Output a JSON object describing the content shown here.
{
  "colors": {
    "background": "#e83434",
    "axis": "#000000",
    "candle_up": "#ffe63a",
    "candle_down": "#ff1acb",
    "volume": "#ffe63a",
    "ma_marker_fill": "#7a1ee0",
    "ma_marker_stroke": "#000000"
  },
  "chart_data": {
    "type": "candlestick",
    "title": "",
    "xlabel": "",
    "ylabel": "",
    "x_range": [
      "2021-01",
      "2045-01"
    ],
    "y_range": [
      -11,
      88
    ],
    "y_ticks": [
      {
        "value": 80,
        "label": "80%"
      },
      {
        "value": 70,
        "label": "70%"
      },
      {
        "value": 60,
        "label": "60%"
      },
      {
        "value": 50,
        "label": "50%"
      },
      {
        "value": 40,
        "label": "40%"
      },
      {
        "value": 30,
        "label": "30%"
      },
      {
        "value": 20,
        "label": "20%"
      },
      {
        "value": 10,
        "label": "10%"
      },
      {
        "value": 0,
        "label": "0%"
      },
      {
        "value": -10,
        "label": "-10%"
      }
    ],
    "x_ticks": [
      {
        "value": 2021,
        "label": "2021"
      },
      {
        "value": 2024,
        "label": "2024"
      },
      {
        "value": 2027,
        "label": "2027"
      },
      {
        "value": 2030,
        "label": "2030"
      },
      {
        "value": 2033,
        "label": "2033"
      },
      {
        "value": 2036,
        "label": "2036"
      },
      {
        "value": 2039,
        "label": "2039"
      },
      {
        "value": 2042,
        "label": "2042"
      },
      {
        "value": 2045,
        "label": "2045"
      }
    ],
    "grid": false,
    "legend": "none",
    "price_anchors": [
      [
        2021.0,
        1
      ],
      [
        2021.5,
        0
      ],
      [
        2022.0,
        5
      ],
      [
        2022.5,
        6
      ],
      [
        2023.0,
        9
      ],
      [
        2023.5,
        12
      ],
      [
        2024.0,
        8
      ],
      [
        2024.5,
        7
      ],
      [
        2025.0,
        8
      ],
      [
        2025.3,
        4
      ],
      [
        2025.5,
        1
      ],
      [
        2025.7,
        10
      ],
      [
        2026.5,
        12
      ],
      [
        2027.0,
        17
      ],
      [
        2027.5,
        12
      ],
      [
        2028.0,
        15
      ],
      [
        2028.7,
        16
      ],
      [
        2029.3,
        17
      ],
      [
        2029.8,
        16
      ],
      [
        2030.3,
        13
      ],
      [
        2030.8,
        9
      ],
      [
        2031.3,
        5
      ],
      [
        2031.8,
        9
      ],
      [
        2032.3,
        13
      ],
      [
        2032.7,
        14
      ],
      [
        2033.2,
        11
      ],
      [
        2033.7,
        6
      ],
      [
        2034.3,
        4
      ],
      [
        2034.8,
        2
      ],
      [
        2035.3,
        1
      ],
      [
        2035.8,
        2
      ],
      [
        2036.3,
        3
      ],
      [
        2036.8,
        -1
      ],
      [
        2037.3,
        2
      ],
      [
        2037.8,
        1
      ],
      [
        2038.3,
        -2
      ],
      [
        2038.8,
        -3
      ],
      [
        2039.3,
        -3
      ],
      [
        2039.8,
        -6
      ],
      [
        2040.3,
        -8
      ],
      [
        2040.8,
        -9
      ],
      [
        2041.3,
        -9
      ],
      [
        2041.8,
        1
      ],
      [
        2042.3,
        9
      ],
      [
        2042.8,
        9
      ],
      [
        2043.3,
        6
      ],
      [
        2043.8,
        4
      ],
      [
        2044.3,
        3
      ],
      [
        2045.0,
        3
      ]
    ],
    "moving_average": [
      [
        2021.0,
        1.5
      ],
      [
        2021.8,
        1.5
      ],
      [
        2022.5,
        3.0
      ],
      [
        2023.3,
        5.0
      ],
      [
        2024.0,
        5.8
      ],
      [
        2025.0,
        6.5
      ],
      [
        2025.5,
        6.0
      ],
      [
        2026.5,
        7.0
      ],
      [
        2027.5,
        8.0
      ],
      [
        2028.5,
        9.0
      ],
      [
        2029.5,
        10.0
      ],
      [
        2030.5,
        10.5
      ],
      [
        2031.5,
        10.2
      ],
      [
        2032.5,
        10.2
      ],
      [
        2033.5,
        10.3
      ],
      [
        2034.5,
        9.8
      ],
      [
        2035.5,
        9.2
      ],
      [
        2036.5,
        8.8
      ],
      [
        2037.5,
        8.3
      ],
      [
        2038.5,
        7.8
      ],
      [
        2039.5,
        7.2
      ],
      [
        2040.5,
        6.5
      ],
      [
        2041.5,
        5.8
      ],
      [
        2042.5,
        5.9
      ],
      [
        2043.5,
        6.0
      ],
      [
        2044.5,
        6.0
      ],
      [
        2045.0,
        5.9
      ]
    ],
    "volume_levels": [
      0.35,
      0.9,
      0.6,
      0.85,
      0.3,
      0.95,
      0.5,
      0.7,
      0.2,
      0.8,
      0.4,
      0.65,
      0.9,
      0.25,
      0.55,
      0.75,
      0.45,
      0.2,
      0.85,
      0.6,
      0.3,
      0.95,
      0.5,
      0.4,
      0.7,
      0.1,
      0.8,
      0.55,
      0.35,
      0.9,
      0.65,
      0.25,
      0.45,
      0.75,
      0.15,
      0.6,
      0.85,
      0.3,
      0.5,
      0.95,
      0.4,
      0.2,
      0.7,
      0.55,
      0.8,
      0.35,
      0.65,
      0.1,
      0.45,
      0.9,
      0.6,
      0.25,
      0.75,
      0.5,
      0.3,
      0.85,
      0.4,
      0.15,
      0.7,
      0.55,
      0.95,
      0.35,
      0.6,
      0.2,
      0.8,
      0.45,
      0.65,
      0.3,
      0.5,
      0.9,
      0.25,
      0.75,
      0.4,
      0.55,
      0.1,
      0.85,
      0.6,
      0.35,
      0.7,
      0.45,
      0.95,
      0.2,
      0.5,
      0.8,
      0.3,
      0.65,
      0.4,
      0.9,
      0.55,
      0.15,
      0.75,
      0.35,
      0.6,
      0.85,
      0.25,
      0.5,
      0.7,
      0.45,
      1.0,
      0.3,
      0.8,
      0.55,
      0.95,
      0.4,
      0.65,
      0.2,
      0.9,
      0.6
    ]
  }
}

◆ ◆ ◆

→ Problem statement
Copy out the whole listing, exactly as written.

→ Response to this task
Output a JSON object describing the content shown here.
{
  "colors": {
    "background": "#e83434",
    "axis": "#000000",
    "candle_up": "#ffe63a",
    "candle_down": "#ff1acb",
    "volume": "#ffe63a",
    "ma_marker_fill": "#7a1ee0",
    "ma_marker_stroke": "#000000"
  },
  "chart_data": {
    "type": "candlestick",
    "title": "",
    "xlabel": "",
    "ylabel": "",
    "x_range": [
      "2021-01",
      "2045-01"
    ],
    "y_range": [
      -11,
      88
    ],
    "y_ticks": [
      {
        "value": 80,
        "label": "80%"
      },
      {
        "value": 70,
        "label": "70%"
      },
      {
        "value": 60,
        "label": "60%"
      },
      {
        "value": 50,
        "label": "50%"
      },
      {
        "value": 40,
        "label": "40%"
      },
      {
        "value": 30,
        "label": "30%"
      },
      {
        "value": 20,
        "label": "20%"
      },
      {
        "value": 10,
        "label": "10%"
      },
      {
        "value": 0,
        "label": "0%"
      },
      {
        "value": -10,
        "label": "-10%"
      }
    ],
    "x_ticks": [
      {
        "value": 2021,
        "label": "2021"
      },
      {
        "value": 2024,
        "label": "2024"
      },
      {
        "value": 2027,
        "label": "2027"
      },
      {
        "value": 2030,
        "label": "2030"
      },
      {
        "value": 2033,
        "label": "2033"
      },
      {
        "value": 2036,
        "label": "2036"
      },
      {
        "value": 2039,
        "label": "2039"
      },
      {
        "value": 2042,
        "label": "2042"
      },
      {
        "value": 2045,
        "label": "2045"
      }
    ],
    "grid": false,
    "legend": "none",
    "price_anchors": [
      [
        2021.0,
        1
      ],
      [
        2021.5,
        0
      ],
      [
        2022.0,
        5
      ],
      [
        2022.5,
        6
      ],
      [
        2023.0,
        9
      ],
      [
        2023.5,
        12
      ],
      [
        2024.0,
        8
      ],
      [
        2024.5,
        7
      ],
      [
        2025.0,
        8
      ],
      [
        2025.3,
        4
      ],
      [
        2025.5,
        1
      ],
      [
        2025.7,
        10
      ],
      [
        2026.5,
        12
      ],
      [
        2027.0,
        17
      ],
      [
        2027.5,
        12
      ],
      [
        2028.0,
        15
      ],
      [
        2028.7,
        16
      ],
      [
        2029.3,
        17
      ],
      [
        2029.8,
        16
      ],
      [
        2030.3,
        13
      ],
      [
        2030.8,
        9
      ],
      [
        2031.3,
        5
      ],
      [
        2031.8,
        9
      ],
      [
        2032.3,
        13
      ],
      [
        2032.7,
        14
      ],
      [
        2033.2,
        11
      ],
      [
        2033.7,
        6
      ],
      [
        2034.3,
        4
      ],
      [
        2034.8,
        2
      ],
      [
        2035.3,
        1
      ],
      [
        2035.8,
        2
      ],
      [
        2036.3,
        3
      ],
      [
        2036.8,
        -1
      ],
      [
        2037.3,
        2
      ],
      [
        2037.8,
        1
      ],
      [
        2038.3,
        -2
      ],
      [
        2038.8,
        -3
      ],
      [
        2039.3,
        -3
      ],
      [
        2039.8,
        -6
      ],
      [
        2040.3,
        -8
      ],
      [
        2040.8,
        -9
      ],
      [
        2041.3,
        -9
      ],
      [
        2041.8,
        1
      ],
      [
        2042.3,
        9
      ],
      [
        2042.8,
        9
      ],
      [
        2043.3,
        6
      ],
      [
        2043.8,
        4
      ],
      [
        2044.3,
        3
      ],
      [
        2045.0,
        3
      ]
    ],
    "moving_average": [
      [
        2021.0,
        1.5
      ],
      [
        2021.8,
        1.5
      ],
      [
        2022.5,
        3.0
      ],
      [
        2023.3,
        5.0
      ],
      [
        2024.0,
        5.8
      ],
      [
        2025.0,
        6.5
      ],
      [
        2025.5,
        6.0
      ],
      [
        2026.5,
        7.0
      ],
      [
        2027.5,
        8.0
      ],
      [
        2028.5,
        9.0
      ],
      [
        2029.5,
        10.0
      ],
      [
        2030.5,
        10.5
      ],
      [
        2031.5,
        10.2
      ],
      [
        2032.5,
        10.2
      ],
      [
        2033.5,
        10.3
      ],
      [
        2034.5,
        9.8
      ],
      [
        2035.5,
        9.2
      ],
      [
        2036.5,
        8.8
      ],
      [
        2037.5,
        8.3
      ],
      [
        2038.5,
        7.8
      ],
      [
        2039.5,
        7.2
      ],
      [
        2040.5,
        6.5
      ],
      [
        2041.5,
        5.8
      ],
      [
        2042.5,
        5.9
      ],
      [
        2043.5,
        6.0
      ],
      [
        2044.5,
        6.0
      ],
      [
        2045.0,
        5.9
      ]
    ],
    "volume_levels": [
      0.35,
      0.9,
      0.6,
      0.85,
      0.3,
      0.95,
      0.5,
      0.7,
      0.2,
      0.8,
      0.4,
      0.65,
      0.9,
      0.25,
      0.55,
      0.75,
      0.45,
      0.2,
      0.85,
      0.6,
      0.3,
      0.95,
      0.5,
      0.4,
      0.7,
      0.1,
      0.8,
      0.55,
      0.35,
      0.9,
      0.65,
      0.25,
      0.45,
      0.75,
      0.15,
      0.6,
      0.85,
      0.3,
      0.5,
      0.95,
      0.4,
      0.2,
      0.7,
      0.55,
      0.8,
      0.35,
      0.65,
      0.1,
      0.45,
      0.9,
      0.6,
      0.25,
      0.75,
      0.5,
      0.3,
      0.85,
      0.4,
      0.15,
      0.7,
      0.55,
      0.95,
      0.35,
      0.6,
      0.2,
      0.8,
      0.45,
      0.65,
      0.3,
      0.5,
      0.9,
      0.25,
      0.75,
      0.4,
      0.55,
      0.1,
      0.85,
      0.6,
      0.35,
      0.7,
      0.45,
      0.95,
      0.2,
      0.5,
      0.8,
      0.3,
      0.65,
      0.4,
      0.9,
      0.55,
      0.15,
      0.75,
      0.35,
      0.6,
      0.85,
      0.25,
      0.5,
      0.7,
      0.45,
      1.0,
      0.3,
      0.8,
      0.55,
      0.95,
      0.4,
      0.65,
      0.2,
      0.9,
      0.6
    ]
  }
}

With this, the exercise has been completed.